▶ **Challenge**
Repeat the material exactly, leaving nothing out.

▶ **Records shown**
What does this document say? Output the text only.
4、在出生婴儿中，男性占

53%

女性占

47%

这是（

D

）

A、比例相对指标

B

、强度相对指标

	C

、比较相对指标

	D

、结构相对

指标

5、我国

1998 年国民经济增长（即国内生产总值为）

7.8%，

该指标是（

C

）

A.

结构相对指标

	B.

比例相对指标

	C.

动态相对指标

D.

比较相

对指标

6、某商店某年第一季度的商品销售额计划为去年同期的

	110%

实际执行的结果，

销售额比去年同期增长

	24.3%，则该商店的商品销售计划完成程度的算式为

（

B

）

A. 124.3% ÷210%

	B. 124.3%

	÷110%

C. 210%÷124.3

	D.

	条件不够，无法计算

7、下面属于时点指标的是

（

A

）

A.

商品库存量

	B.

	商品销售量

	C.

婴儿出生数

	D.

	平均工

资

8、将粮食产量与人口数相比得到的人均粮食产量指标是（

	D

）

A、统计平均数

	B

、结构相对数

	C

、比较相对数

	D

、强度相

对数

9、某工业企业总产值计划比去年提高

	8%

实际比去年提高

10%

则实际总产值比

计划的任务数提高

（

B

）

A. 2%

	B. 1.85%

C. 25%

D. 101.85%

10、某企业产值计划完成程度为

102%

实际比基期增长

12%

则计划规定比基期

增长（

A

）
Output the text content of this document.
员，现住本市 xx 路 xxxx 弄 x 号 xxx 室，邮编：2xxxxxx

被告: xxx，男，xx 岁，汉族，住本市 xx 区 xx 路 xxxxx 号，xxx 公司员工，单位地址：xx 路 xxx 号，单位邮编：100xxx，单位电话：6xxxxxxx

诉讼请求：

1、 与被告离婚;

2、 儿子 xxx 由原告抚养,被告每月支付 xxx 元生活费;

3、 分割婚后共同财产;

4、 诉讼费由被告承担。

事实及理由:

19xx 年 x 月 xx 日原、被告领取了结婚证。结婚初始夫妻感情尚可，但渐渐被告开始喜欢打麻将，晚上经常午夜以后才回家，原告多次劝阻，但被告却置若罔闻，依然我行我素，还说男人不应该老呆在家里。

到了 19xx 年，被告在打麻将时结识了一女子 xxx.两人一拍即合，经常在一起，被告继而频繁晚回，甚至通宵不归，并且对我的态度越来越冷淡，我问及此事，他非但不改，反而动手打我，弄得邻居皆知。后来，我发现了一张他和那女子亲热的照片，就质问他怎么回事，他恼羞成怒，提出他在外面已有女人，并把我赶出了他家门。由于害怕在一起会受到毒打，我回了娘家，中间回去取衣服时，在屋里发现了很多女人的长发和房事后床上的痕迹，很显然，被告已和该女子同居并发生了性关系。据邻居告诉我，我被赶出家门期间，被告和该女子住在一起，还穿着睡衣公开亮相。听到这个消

▶ **Exercise output**
What does this document say? Output the text only.
4、在出生婴儿中，男性占

53%

女性占

47%

这是（

D

）

A、比例相对指标

B

、强度相对指标

	C

、比较相对指标

	D

、结构相对

指标

5、我国

1998 年国民经济增长（即国内生产总值为）

7.8%，

该指标是（

C

）

A.

结构相对指标

	B.

比例相对指标

	C.

动态相对指标

D.

比较相

对指标

6、某商店某年第一季度的商品销售额计划为去年同期的

	110%

实际执行的结果，

销售额比去年同期增长

	24.3%，则该商店的商品销售计划完成程度的算式为

（

B

）

A. 124.3% ÷210%

	B. 124.3%

	÷110%

C. 210%÷124.3

	D.

	条件不够，无法计算

7、下面属于时点指标的是

（

A

）

A.

商品库存量

	B.

	商品销售量

	C.

婴儿出生数

	D.

	平均工

资

8、将粮食产量与人口数相比得到的人均粮食产量指标是（

	D

）

A、统计平均数

	B

、结构相对数

	C

、比较相对数

	D

、强度相

对数

9、某工业企业总产值计划比去年提高

	8%

实际比去年提高

10%

则实际总产值比

计划的任务数提高

（

B

）

A. 2%

	B. 1.85%

C. 25%

D. 101.85%

10、某企业产值计划完成程度为

102%

实际比基期增长

12%

则计划规定比基期

增长（

A

）
Output the text content of this document.
员，现住本市 xx 路 xxxx 弄 x 号 xxx 室，邮编：2xxxxxx

被告: xxx，男，xx 岁，汉族，住本市 xx 区 xx 路 xxxxx 号，xxx 公司员工，单位地址：xx 路 xxx 号，单位邮编：100xxx，单位电话：6xxxxxxx

诉讼请求：

1、 与被告离婚;

2、 儿子 xxx 由原告抚养,被告每月支付 xxx 元生活费;

3、 分割婚后共同财产;

4、 诉讼费由被告承担。

事实及理由:

19xx 年 x 月 xx 日原、被告领取了结婚证。结婚初始夫妻感情尚可，但渐渐被告开始喜欢打麻将，晚上经常午夜以后才回家，原告多次劝阻，但被告却置若罔闻，依然我行我素，还说男人不应该老呆在家里。

到了 19xx 年，被告在打麻将时结识了一女子 xxx.两人一拍即合，经常在一起，被告继而频繁晚回，甚至通宵不归，并且对我的态度越来越冷淡，我问及此事，他非但不改，反而动手打我，弄得邻居皆知。后来，我发现了一张他和那女子亲热的照片，就质问他怎么回事，他恼羞成怒，提出他在外面已有女人，并把我赶出了他家门。由于害怕在一起会受到毒打，我回了娘家，中间回去取衣服时，在屋里发现了很多女人的长发和房事后床上的痕迹，很显然，被告已和该女子同居并发生了性关系。据邻居告诉我，我被赶出家门期间，被告和该女子住在一起，还穿着睡衣公开亮相。听到这个消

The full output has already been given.